Task instructions: Exact repetition of every entry is required.

— start of Recorded information —

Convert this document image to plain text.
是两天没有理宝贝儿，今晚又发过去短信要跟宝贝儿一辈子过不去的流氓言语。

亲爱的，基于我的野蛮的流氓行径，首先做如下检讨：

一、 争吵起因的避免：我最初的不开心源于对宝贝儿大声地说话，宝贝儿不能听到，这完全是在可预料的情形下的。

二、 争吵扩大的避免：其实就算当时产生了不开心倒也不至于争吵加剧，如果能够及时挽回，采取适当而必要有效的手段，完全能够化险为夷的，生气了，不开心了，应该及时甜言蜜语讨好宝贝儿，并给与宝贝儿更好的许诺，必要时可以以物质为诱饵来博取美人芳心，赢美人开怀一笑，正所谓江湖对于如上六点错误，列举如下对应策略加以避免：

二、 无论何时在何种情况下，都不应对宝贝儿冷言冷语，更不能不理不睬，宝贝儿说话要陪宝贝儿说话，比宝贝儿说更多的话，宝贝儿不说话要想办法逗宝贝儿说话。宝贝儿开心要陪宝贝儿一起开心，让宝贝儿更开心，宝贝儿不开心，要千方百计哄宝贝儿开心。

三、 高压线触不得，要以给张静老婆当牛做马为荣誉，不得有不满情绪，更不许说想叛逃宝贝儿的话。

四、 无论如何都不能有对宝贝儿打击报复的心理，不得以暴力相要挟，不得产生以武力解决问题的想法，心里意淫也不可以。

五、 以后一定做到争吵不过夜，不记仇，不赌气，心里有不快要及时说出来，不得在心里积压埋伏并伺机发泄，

— end of Recorded information —

Response to this task:
Convert this document image to plain text.
是两天没有理宝贝儿，今晚又发过去短信要跟宝贝儿一辈子过不去的流氓言语。

亲爱的，基于我的野蛮的流氓行径，首先做如下检讨：

一、 争吵起因的避免：我最初的不开心源于对宝贝儿大声地说话，宝贝儿不能听到，这完全是在可预料的情形下的。

二、 争吵扩大的避免：其实就算当时产生了不开心倒也不至于争吵加剧，如果能够及时挽回，采取适当而必要有效的手段，完全能够化险为夷的，生气了，不开心了，应该及时甜言蜜语讨好宝贝儿，并给与宝贝儿更好的许诺，必要时可以以物质为诱饵来博取美人芳心，赢美人开怀一笑，正所谓江湖对于如上六点错误，列举如下对应策略加以避免：

二、 无论何时在何种情况下，都不应对宝贝儿冷言冷语，更不能不理不睬，宝贝儿说话要陪宝贝儿说话，比宝贝儿说更多的话，宝贝儿不说话要想办法逗宝贝儿说话。宝贝儿开心要陪宝贝儿一起开心，让宝贝儿更开心，宝贝儿不开心，要千方百计哄宝贝儿开心。

三、 高压线触不得，要以给张静老婆当牛做马为荣誉，不得有不满情绪，更不许说想叛逃宝贝儿的话。

四、 无论如何都不能有对宝贝儿打击报复的心理，不得以暴力相要挟，不得产生以武力解决问题的想法，心里意淫也不可以。

五、 以后一定做到争吵不过夜，不记仇，不赌气，心里有不快要及时说出来，不得在心里积压埋伏并伺机发泄，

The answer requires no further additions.